Copy out each line below that has the word "tuyết" in it.
──────── Data extract ────────
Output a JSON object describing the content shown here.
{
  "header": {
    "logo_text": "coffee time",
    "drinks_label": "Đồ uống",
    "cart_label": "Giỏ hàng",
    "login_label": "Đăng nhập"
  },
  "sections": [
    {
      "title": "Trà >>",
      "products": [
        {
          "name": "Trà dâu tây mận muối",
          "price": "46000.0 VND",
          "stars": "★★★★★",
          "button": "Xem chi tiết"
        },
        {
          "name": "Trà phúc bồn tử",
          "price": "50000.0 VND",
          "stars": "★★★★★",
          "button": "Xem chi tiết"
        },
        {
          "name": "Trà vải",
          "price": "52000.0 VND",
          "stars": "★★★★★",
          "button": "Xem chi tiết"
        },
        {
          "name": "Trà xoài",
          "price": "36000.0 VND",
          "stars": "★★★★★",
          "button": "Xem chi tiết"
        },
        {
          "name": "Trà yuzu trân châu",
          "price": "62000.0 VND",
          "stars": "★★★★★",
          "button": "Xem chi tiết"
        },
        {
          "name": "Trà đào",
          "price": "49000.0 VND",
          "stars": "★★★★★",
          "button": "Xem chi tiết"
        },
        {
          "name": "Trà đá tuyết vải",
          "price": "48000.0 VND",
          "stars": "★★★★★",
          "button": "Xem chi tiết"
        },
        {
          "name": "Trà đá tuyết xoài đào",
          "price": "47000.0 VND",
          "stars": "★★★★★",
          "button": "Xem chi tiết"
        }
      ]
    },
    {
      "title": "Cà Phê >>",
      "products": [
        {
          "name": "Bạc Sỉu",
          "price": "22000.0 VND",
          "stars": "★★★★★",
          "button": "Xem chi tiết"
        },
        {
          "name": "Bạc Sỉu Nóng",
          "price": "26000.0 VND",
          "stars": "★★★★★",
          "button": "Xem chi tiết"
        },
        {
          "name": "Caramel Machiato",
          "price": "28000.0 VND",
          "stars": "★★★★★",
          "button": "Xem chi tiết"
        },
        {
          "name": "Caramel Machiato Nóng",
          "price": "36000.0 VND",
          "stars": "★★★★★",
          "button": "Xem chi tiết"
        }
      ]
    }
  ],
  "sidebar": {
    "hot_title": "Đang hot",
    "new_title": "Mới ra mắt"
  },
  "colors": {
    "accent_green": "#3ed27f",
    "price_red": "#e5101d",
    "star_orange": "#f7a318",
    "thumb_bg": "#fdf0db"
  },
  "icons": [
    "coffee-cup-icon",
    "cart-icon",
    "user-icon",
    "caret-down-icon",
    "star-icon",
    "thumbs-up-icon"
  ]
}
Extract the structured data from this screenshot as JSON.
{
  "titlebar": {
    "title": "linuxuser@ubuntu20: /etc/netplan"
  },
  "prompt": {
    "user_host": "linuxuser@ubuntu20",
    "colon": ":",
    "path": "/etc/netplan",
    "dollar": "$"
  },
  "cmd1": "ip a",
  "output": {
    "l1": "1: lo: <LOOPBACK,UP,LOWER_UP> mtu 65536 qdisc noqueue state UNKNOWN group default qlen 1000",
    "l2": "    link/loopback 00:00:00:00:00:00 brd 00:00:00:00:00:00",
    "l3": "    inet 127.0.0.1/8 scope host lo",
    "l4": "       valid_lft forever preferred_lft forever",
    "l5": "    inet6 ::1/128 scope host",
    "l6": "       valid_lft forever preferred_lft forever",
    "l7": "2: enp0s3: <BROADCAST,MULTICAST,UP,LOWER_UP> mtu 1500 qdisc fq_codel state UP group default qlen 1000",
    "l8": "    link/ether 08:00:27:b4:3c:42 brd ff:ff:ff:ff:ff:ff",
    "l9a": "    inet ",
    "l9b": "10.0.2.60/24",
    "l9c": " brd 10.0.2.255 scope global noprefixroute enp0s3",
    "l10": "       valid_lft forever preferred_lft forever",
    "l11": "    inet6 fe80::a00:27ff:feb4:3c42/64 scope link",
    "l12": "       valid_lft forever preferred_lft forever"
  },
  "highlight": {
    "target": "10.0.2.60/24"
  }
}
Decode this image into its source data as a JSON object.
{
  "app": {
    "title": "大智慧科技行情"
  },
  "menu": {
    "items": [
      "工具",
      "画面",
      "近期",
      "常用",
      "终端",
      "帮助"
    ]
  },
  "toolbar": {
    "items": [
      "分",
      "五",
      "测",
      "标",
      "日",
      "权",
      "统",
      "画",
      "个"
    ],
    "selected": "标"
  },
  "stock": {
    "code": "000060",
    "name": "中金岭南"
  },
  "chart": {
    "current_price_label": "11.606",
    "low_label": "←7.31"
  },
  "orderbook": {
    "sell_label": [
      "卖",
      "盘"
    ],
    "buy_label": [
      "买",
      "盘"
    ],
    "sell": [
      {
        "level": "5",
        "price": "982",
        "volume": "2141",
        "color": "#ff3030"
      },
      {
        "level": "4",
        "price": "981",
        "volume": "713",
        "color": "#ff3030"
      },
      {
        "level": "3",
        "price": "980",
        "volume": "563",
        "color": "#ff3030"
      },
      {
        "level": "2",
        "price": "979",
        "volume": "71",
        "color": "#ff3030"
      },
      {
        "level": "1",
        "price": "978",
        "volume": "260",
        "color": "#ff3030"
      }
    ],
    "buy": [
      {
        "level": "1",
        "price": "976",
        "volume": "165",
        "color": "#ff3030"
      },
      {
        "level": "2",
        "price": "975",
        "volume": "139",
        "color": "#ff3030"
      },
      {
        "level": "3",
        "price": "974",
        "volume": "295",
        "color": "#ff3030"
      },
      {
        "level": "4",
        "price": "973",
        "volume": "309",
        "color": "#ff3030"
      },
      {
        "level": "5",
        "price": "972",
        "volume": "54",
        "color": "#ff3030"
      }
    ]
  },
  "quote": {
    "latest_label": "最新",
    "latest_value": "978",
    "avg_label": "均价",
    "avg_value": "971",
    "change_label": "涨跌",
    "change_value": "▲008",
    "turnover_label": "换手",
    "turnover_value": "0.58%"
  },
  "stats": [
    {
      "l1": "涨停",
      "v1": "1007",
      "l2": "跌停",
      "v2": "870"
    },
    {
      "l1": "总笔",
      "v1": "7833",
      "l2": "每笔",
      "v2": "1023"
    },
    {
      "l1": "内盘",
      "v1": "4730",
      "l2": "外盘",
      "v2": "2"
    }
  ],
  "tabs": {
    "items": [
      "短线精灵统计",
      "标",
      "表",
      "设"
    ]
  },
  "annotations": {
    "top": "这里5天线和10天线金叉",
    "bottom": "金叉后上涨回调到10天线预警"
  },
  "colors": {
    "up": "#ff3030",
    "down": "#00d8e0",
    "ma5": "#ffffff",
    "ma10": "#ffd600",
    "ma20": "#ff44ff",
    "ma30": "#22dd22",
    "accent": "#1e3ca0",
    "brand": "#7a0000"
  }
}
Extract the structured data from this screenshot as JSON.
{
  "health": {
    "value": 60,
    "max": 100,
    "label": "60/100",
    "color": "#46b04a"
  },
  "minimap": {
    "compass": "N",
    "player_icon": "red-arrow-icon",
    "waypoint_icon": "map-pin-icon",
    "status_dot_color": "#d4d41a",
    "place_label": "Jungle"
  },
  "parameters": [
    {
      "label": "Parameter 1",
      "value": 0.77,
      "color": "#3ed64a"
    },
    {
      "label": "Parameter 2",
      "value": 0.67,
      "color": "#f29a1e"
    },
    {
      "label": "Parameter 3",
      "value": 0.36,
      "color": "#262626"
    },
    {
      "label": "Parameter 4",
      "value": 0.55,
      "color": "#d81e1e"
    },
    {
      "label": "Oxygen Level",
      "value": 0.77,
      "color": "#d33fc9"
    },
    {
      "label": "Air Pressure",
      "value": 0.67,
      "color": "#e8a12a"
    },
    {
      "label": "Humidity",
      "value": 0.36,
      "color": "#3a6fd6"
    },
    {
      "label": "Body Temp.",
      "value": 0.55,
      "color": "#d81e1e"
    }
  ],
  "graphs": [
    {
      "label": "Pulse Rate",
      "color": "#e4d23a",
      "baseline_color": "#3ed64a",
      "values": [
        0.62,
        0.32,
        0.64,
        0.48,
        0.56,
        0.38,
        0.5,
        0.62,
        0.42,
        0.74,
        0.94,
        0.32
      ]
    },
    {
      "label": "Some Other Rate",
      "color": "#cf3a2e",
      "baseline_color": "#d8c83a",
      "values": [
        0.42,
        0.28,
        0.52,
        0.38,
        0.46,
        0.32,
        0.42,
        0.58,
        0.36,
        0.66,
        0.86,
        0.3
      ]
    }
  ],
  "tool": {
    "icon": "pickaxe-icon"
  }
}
────────
◆ Output for this exercise
          "name": "Trà đá tuyết vải",
          "name": "Trà đá tuyết xoài đào",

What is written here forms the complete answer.